- WHAT TO WORK ON -
Only the lines from the line holding "OCR this image." to the last line should be output, each exactly as given.

===== RECORDS SUPPLIED =====

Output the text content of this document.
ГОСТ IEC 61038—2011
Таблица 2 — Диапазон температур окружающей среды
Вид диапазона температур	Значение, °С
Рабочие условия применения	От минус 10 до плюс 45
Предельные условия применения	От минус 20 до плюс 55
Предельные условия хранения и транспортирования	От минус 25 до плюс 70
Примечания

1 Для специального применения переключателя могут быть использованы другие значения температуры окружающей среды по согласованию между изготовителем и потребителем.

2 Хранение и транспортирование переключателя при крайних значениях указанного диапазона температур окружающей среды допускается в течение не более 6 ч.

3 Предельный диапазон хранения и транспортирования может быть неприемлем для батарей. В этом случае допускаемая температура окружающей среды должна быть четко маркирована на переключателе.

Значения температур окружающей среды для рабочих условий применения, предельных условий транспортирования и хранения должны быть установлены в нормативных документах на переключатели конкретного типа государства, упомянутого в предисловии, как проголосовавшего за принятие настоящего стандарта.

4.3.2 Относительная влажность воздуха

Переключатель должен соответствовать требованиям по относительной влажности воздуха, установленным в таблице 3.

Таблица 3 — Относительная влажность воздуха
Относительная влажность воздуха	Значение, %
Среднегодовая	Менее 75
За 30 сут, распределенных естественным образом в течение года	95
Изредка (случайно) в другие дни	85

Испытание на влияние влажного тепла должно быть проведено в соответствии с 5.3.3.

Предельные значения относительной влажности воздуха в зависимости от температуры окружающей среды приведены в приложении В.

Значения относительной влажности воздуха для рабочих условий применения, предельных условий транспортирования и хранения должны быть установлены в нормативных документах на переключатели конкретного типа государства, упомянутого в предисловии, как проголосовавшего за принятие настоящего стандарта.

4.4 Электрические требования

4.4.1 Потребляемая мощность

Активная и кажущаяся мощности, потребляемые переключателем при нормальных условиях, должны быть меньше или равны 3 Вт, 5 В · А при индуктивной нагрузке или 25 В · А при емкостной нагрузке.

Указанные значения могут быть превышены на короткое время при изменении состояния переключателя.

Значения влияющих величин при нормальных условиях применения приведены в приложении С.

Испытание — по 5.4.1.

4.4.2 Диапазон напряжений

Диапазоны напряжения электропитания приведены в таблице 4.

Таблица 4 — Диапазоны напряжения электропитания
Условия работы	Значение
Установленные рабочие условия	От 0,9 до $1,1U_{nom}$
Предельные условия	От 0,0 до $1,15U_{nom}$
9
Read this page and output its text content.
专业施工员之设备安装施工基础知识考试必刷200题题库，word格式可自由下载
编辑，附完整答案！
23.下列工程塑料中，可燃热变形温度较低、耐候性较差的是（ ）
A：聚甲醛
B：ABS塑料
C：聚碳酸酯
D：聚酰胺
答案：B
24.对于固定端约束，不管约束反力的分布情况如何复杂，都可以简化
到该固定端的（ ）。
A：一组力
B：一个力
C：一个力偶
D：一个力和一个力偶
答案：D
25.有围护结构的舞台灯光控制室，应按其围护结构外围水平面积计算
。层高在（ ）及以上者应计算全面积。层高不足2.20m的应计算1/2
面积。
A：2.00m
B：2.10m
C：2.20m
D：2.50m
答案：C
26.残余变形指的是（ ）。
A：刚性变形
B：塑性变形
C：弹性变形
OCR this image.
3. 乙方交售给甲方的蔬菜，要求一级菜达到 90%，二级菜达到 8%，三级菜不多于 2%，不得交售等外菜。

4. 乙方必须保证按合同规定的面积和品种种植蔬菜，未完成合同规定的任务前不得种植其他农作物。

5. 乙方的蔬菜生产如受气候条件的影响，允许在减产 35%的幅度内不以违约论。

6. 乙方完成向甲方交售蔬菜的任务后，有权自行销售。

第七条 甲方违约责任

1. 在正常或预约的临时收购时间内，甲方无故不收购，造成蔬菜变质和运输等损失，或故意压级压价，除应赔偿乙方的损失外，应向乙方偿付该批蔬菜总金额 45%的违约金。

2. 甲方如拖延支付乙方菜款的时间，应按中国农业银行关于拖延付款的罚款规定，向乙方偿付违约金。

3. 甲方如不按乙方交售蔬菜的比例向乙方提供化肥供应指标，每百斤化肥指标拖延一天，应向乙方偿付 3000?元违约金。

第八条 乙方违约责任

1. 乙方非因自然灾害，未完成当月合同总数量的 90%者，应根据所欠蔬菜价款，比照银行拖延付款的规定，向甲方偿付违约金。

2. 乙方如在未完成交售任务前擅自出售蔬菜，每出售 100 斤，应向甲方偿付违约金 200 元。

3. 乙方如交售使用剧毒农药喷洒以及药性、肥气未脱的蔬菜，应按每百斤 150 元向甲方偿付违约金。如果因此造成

=====

- SOLUTION TO THIS TASK -
OCR this image.
3. 乙方交售给甲方的蔬菜，要求一级菜达到 90%，二级菜达到 8%，三级菜不多于 2%，不得交售等外菜。

4. 乙方必须保证按合同规定的面积和品种种植蔬菜，未完成合同规定的任务前不得种植其他农作物。

5. 乙方的蔬菜生产如受气候条件的影响，允许在减产 35%的幅度内不以违约论。

6. 乙方完成向甲方交售蔬菜的任务后，有权自行销售。

第七条 甲方违约责任

1. 在正常或预约的临时收购时间内，甲方无故不收购，造成蔬菜变质和运输等损失，或故意压级压价，除应赔偿乙方的损失外，应向乙方偿付该批蔬菜总金额 45%的违约金。

2. 甲方如拖延支付乙方菜款的时间，应按中国农业银行关于拖延付款的罚款规定，向乙方偿付违约金。

3. 甲方如不按乙方交售蔬菜的比例向乙方提供化肥供应指标，每百斤化肥指标拖延一天，应向乙方偿付 3000?元违约金。

第八条 乙方违约责任

1. 乙方非因自然灾害，未完成当月合同总数量的 90%者，应根据所欠蔬菜价款，比照银行拖延付款的规定，向甲方偿付违约金。

2. 乙方如在未完成交售任务前擅自出售蔬菜，每出售 100 斤，应向甲方偿付违约金 200 元。

3. 乙方如交售使用剧毒农药喷洒以及药性、肥气未脱的蔬菜，应按每百斤 150 元向甲方偿付违约金。如果因此造成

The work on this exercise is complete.